** start of Extracted records **

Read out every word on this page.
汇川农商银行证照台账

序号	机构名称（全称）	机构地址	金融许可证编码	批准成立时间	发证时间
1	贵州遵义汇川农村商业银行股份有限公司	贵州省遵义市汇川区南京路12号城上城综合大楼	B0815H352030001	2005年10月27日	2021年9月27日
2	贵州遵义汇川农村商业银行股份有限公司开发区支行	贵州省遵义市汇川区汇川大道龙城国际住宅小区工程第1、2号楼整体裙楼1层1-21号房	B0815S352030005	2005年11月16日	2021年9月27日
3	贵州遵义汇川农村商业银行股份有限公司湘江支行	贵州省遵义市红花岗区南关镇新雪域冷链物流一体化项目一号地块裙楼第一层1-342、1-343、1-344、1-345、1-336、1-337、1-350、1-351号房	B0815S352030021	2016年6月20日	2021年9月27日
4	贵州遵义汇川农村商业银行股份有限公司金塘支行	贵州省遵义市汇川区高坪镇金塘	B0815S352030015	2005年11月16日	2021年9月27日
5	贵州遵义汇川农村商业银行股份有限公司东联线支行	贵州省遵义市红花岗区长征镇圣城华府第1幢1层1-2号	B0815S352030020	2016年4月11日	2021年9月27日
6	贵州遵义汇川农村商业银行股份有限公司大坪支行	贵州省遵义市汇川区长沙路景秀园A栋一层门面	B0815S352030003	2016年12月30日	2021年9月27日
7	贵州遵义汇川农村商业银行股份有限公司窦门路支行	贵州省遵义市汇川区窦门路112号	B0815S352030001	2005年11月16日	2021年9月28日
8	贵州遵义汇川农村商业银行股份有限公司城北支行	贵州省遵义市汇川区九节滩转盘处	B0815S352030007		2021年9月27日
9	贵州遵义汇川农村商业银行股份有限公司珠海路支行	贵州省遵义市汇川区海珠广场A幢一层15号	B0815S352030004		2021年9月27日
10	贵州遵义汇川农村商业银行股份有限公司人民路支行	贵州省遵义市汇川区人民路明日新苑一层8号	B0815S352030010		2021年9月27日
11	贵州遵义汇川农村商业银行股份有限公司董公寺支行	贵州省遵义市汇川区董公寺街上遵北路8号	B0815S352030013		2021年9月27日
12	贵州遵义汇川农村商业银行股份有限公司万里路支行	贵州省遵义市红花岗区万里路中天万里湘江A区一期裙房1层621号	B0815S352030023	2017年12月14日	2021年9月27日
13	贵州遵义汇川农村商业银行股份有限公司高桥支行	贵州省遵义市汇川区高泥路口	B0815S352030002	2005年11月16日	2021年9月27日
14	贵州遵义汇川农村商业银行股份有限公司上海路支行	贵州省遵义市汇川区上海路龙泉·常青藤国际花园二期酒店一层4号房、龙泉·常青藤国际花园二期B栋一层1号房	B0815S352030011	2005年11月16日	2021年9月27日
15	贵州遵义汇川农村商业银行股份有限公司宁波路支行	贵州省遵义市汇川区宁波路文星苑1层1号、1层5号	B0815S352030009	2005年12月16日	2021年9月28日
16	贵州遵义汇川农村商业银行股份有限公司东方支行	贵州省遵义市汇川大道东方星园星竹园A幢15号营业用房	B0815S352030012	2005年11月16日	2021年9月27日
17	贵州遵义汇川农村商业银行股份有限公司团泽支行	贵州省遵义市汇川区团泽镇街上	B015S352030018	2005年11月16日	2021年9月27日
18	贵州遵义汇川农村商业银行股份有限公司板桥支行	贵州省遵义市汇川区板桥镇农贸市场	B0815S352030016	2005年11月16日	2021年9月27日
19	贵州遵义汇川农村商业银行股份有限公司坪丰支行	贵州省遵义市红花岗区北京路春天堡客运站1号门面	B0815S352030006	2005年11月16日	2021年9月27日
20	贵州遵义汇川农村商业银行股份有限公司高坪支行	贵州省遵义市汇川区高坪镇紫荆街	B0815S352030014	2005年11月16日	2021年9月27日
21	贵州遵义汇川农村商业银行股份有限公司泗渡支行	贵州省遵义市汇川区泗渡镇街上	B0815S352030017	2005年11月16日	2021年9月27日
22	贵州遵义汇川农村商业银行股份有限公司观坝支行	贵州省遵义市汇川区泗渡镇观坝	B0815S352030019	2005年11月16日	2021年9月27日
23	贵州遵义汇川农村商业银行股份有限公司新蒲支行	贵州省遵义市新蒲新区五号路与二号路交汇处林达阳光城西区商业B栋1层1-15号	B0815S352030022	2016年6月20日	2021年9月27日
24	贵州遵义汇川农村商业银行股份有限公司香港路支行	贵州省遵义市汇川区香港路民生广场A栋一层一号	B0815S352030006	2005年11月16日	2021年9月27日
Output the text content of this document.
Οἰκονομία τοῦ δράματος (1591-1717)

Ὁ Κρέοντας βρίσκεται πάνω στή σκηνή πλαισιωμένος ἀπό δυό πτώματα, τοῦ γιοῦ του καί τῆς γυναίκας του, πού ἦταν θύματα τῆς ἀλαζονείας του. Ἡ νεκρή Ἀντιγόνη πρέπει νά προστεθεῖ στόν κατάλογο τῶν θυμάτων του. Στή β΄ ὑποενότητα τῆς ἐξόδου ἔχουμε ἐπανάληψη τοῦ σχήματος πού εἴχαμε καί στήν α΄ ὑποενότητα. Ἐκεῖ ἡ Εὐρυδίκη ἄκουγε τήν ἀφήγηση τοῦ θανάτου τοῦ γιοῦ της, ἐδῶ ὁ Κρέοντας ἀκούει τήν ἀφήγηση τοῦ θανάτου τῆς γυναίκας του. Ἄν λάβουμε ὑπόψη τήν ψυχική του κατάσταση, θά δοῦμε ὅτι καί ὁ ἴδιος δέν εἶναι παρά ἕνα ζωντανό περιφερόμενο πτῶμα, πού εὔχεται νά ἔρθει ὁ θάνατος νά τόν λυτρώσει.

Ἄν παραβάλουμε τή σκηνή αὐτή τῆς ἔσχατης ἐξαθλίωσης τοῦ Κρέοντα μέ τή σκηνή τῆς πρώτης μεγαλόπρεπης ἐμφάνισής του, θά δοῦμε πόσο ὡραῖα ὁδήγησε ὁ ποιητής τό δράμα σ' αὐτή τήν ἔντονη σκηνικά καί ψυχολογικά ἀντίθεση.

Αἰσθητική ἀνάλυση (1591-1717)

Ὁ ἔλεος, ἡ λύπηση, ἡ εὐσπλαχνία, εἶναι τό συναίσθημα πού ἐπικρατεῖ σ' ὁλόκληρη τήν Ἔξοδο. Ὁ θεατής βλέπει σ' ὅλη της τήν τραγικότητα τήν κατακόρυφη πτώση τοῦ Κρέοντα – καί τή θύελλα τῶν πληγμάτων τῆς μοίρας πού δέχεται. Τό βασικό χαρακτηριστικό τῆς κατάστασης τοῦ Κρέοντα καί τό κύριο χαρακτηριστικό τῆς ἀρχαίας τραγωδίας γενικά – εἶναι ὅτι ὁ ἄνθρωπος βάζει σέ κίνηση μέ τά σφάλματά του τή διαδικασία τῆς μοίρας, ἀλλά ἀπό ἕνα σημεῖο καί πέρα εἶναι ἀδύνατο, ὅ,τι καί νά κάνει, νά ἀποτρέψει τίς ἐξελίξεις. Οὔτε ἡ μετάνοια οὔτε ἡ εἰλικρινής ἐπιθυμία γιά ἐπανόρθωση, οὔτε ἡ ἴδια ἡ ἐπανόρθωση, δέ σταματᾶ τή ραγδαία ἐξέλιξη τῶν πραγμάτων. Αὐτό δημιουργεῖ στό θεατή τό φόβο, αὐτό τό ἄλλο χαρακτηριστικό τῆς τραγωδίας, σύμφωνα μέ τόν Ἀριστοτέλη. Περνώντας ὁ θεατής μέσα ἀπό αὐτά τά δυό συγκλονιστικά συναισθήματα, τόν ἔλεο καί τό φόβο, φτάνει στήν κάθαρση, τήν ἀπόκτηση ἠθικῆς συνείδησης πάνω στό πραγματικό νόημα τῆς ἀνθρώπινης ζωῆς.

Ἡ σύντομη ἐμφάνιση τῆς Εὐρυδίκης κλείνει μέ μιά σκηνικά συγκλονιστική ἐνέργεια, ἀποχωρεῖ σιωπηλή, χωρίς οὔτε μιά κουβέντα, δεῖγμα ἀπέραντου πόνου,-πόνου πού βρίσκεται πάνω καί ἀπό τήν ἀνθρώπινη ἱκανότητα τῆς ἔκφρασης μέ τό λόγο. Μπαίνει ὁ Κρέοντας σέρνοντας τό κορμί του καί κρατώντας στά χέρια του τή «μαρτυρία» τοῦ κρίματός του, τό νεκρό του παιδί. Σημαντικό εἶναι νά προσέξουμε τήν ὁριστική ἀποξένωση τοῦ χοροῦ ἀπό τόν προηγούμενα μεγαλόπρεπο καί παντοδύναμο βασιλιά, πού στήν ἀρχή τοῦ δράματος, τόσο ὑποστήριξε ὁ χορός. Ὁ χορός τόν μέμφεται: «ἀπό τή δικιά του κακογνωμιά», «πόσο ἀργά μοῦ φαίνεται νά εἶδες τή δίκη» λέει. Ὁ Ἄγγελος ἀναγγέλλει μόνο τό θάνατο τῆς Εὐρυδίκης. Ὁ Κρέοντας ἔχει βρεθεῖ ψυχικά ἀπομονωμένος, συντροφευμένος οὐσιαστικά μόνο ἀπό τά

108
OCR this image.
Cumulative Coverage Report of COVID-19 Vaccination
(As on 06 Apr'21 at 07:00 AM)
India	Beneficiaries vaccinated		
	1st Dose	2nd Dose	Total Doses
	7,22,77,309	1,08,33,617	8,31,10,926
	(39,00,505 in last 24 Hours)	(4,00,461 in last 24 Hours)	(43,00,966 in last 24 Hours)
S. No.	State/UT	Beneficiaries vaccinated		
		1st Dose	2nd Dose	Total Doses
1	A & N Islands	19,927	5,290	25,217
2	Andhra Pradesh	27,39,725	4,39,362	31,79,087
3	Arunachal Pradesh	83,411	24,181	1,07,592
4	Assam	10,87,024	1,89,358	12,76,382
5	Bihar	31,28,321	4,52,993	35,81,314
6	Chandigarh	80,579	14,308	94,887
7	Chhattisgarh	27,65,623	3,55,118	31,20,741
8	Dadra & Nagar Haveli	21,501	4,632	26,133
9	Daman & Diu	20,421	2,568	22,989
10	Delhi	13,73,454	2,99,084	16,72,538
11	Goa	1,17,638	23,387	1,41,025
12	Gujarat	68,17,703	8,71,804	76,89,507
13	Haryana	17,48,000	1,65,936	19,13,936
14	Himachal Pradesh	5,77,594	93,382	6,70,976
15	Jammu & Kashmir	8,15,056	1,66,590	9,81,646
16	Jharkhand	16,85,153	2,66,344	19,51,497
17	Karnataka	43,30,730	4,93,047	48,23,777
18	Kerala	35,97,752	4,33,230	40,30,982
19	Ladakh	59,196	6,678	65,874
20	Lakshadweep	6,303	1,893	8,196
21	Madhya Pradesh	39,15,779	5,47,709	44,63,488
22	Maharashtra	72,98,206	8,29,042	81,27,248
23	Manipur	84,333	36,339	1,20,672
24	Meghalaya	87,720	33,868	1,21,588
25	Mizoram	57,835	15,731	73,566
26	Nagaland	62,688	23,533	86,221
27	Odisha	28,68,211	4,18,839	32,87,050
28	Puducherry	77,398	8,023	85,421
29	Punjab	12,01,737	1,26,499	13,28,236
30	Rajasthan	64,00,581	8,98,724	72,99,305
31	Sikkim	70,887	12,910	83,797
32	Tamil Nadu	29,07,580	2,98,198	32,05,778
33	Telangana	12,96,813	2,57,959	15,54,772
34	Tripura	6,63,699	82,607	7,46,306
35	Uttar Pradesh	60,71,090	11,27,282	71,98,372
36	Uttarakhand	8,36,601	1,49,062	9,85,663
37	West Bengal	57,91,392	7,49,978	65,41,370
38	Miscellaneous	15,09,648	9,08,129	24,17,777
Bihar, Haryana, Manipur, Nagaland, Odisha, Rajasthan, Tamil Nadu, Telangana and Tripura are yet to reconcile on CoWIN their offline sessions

** end of Extracted records **

* **Task to complete**: Examine the entries and report how many of their lines contain the string "vaccinated", giving no more than the number.

* **Task answer**: 2